_CHALLENGE_
Set the listing down again in full, word for word, with the pictures left out.

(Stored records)
====================

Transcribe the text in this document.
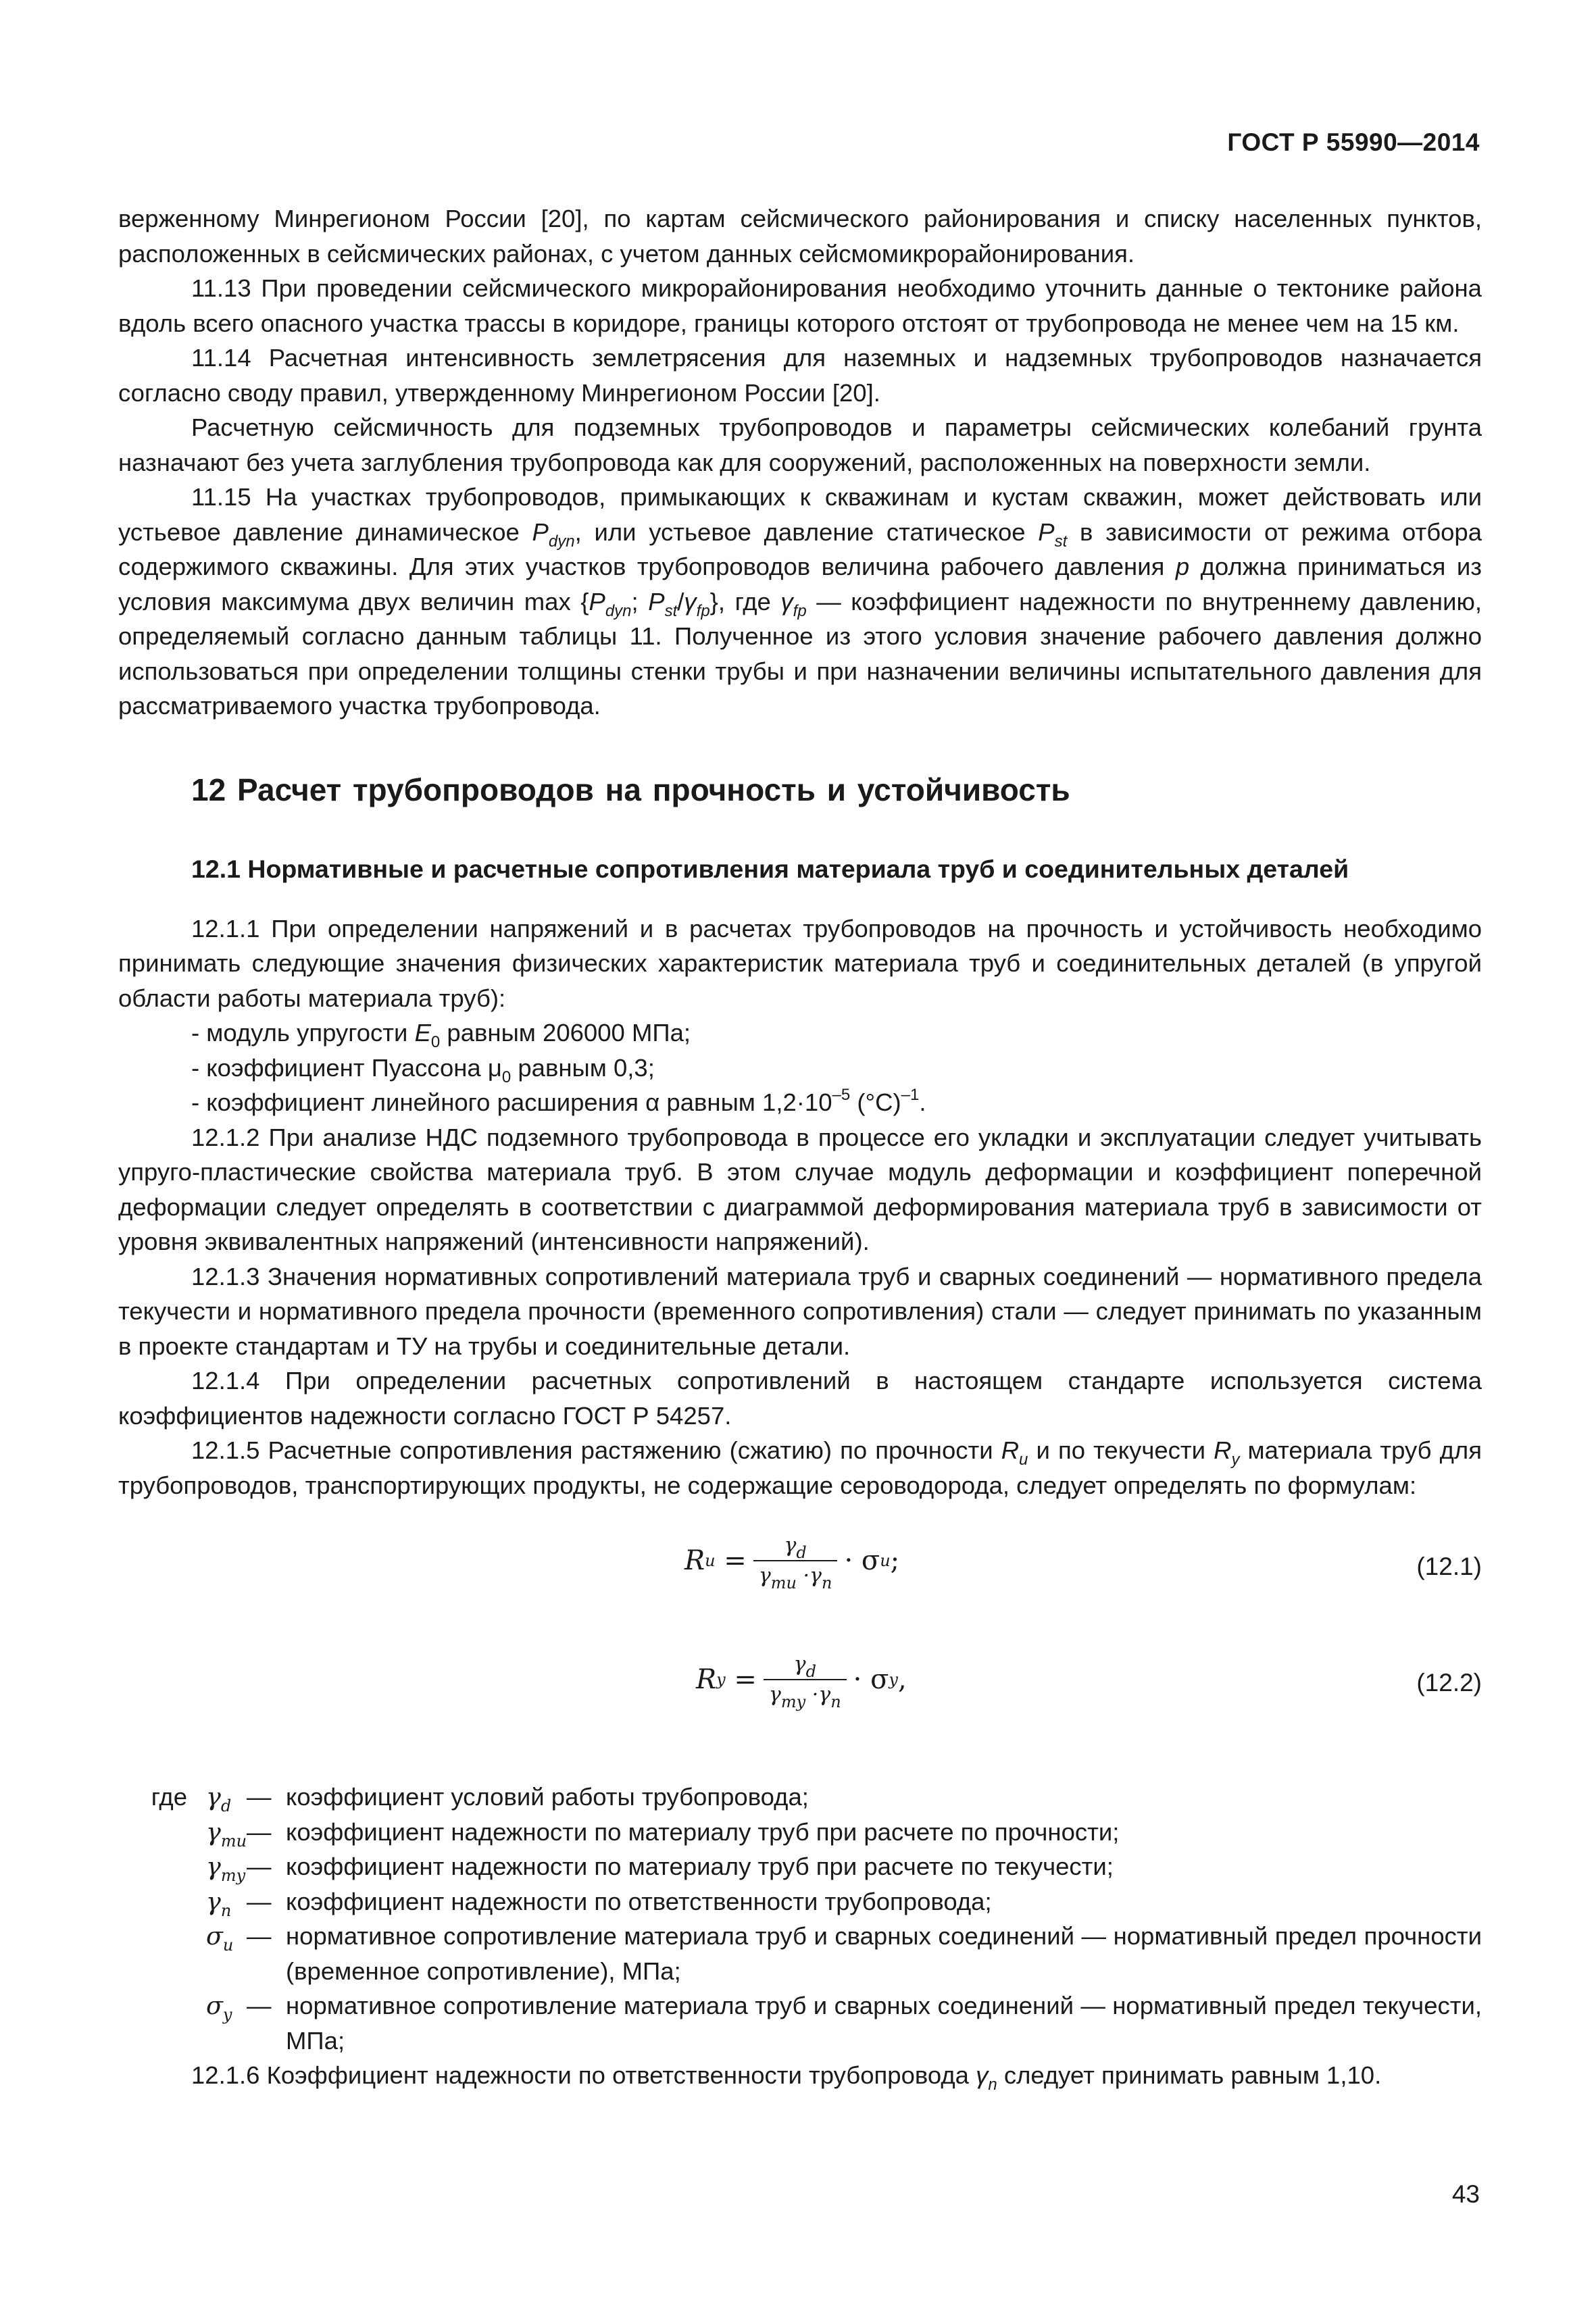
ГОСТ Р 55990—2014

верженному Минрегионом России [20], по картам сейсмического районирования и списку населенных пунктов, расположенных в сейсмических районах, с учетом данных сейсмомикрорайонирования.

11.13 При проведении сейсмического микрорайонирования необходимо уточнить данные о тектонике района вдоль всего опасного участка трассы в коридоре, границы которого отстоят от трубопровода не менее чем на 15 км.

11.14 Расчетная интенсивность землетрясения для наземных и надземных трубопроводов назначается согласно своду правил, утвержденному Минрегионом России [20].

Расчетную сейсмичность для подземных трубопроводов и параметры сейсмических колебаний грунта назначают без учета заглубления трубопровода как для сооружений, расположенных на поверхности земли.

11.15 На участках трубопроводов, примыкающих к скважинам и кустам скважин, может действовать или устьевое давление динамическое $P_{dyn}$, или устьевое давление статическое $P_{st}$ в зависимости от режима отбора содержимого скважины. Для этих участков трубопроводов величина рабочего давления p должна приниматься из условия максимума двух величин $\max \{P_{dyn}$; $P_{st}/\gamma_{fp}$}, где $\gamma_{fp}$ — коэффициент надежности по внутреннему давлению, определяемый согласно данным таблицы 11. Полученное из этого условия значение рабочего давления должно использоваться при определении толщины стенки трубы и при назначении величины испытательного давления для рассматриваемого участка трубопровода.

12 Расчет трубопроводов на прочность и устойчивость
12.1 Нормативные и расчетные сопротивления материала труб и соединительных деталей

12.1.1 При определении напряжений и в расчетах трубопроводов на прочность и устойчивость необходимо принимать следующие значения физических характеристик материала труб и соединительных деталей (в упругой области работы материала труб):

- модуль упругости $E_0$ равным 206000 МПа;

- коэффициент Пуассона $\mu_0$ равным 0,3;

- коэффициент линейного расширения α равным $1,2\cdot 10^{-5}$ $(^\circ C)^{-1}$.

12.1.2 При анализе НДС подземного трубопровода в процессе его укладки и эксплуатации следует учитывать упруго-пластические свойства материала труб. В этом случае модуль деформации и коэффициент поперечной деформации следует определять в соответствии с диаграммой деформирования материала труб в зависимости от уровня эквивалентных напряжений (интенсивности напряжений).

12.1.3 Значения нормативных сопротивлений материала труб и сварных соединений — нормативного предела текучести и нормативного предела прочности (временного сопротивления) стали — следует принимать по указанным в проекте стандартам и ТУ на трубы и соединительные детали.

12.1.4 При определении расчетных сопротивлений в настоящем стандарте используется система коэффициентов надежности согласно ГОСТ Р 54257.

12.1.5 Расчетные сопротивления растяжению (сжатию) по прочности $R_u$ и по текучести $R_y$ материала труб для трубопроводов, транспортирующих продукты, не содержащие сероводорода, следует определять по формулам:

R $u = \frac{\gamma_d}{\gamma_{mu} \cdot\gamma_n} \cdot \sigma$ u ;	(12.1)
R $y = \frac{\gamma_d}{\gamma_{my} \cdot\gamma_n} \cdot \sigma$ y ,	(12.2)
где $\gamma_d$ — коэффициент условий работы трубопровода;
$\gamma_{mu}$ — коэффициент надежности по материалу труб при расчете по прочности;
$\gamma_{my}$ — коэффициент надежности по материалу труб при расчете по текучести;
$\gamma_n$ — коэффициент надежности по ответственности трубопровода;
$\sigma_u$ — нормативное сопротивление материала труб и сварных соединений — нормативный предел прочности (временное сопротивление), МПа;
$\sigma_y$ — нормативное сопротивление материала труб и сварных соединений — нормативный предел текучести, МПа;

12.1.6 Коэффициент надежности по ответственности трубопровода $\gamma_n$ следует принимать равным 1,10.

43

====================

_RESULT FOR THIS EXERCISE_
Transcribe the text in this document.
ГОСТ Р 55990—2014

верженному Минрегионом России [20], по картам сейсмического районирования и списку населенных пунктов, расположенных в сейсмических районах, с учетом данных сейсмомикрорайонирования.

11.13 При проведении сейсмического микрорайонирования необходимо уточнить данные о тектонике района вдоль всего опасного участка трассы в коридоре, границы которого отстоят от трубопровода не менее чем на 15 км.

11.14 Расчетная интенсивность землетрясения для наземных и надземных трубопроводов назначается согласно своду правил, утвержденному Минрегионом России [20].

Расчетную сейсмичность для подземных трубопроводов и параметры сейсмических колебаний грунта назначают без учета заглубления трубопровода как для сооружений, расположенных на поверхности земли.

11.15 На участках трубопроводов, примыкающих к скважинам и кустам скважин, может действовать или устьевое давление динамическое $P_{dyn}$, или устьевое давление статическое $P_{st}$ в зависимости от режима отбора содержимого скважины. Для этих участков трубопроводов величина рабочего давления p должна приниматься из условия максимума двух величин $\max \{P_{dyn}$; $P_{st}/\gamma_{fp}$}, где $\gamma_{fp}$ — коэффициент надежности по внутреннему давлению, определяемый согласно данным таблицы 11. Полученное из этого условия значение рабочего давления должно использоваться при определении толщины стенки трубы и при назначении величины испытательного давления для рассматриваемого участка трубопровода.

12 Расчет трубопроводов на прочность и устойчивость
12.1 Нормативные и расчетные сопротивления материала труб и соединительных деталей

12.1.1 При определении напряжений и в расчетах трубопроводов на прочность и устойчивость необходимо принимать следующие значения физических характеристик материала труб и соединительных деталей (в упругой области работы материала труб):

- модуль упругости $E_0$ равным 206000 МПа;

- коэффициент Пуассона $\mu_0$ равным 0,3;

- коэффициент линейного расширения α равным $1,2\cdot 10^{-5}$ $(^\circ C)^{-1}$.

12.1.2 При анализе НДС подземного трубопровода в процессе его укладки и эксплуатации следует учитывать упруго-пластические свойства материала труб. В этом случае модуль деформации и коэффициент поперечной деформации следует определять в соответствии с диаграммой деформирования материала труб в зависимости от уровня эквивалентных напряжений (интенсивности напряжений).

12.1.3 Значения нормативных сопротивлений материала труб и сварных соединений — нормативного предела текучести и нормативного предела прочности (временного сопротивления) стали — следует принимать по указанным в проекте стандартам и ТУ на трубы и соединительные детали.

12.1.4 При определении расчетных сопротивлений в настоящем стандарте используется система коэффициентов надежности согласно ГОСТ Р 54257.

12.1.5 Расчетные сопротивления растяжению (сжатию) по прочности $R_u$ и по текучести $R_y$ материала труб для трубопроводов, транспортирующих продукты, не содержащие сероводорода, следует определять по формулам:

R $u = \frac{\gamma_d}{\gamma_{mu} \cdot\gamma_n} \cdot \sigma$ u ;	(12.1)
R $y = \frac{\gamma_d}{\gamma_{my} \cdot\gamma_n} \cdot \sigma$ y ,	(12.2)
где $\gamma_d$ — коэффициент условий работы трубопровода;
$\gamma_{mu}$ — коэффициент надежности по материалу труб при расчете по прочности;
$\gamma_{my}$ — коэффициент надежности по материалу труб при расчете по текучести;
$\gamma_n$ — коэффициент надежности по ответственности трубопровода;
$\sigma_u$ — нормативное сопротивление материала труб и сварных соединений — нормативный предел прочности (временное сопротивление), МПа;
$\sigma_y$ — нормативное сопротивление материала труб и сварных соединений — нормативный предел текучести, МПа;

12.1.6 Коэффициент надежности по ответственности трубопровода $\gamma_n$ следует принимать равным 1,10.

43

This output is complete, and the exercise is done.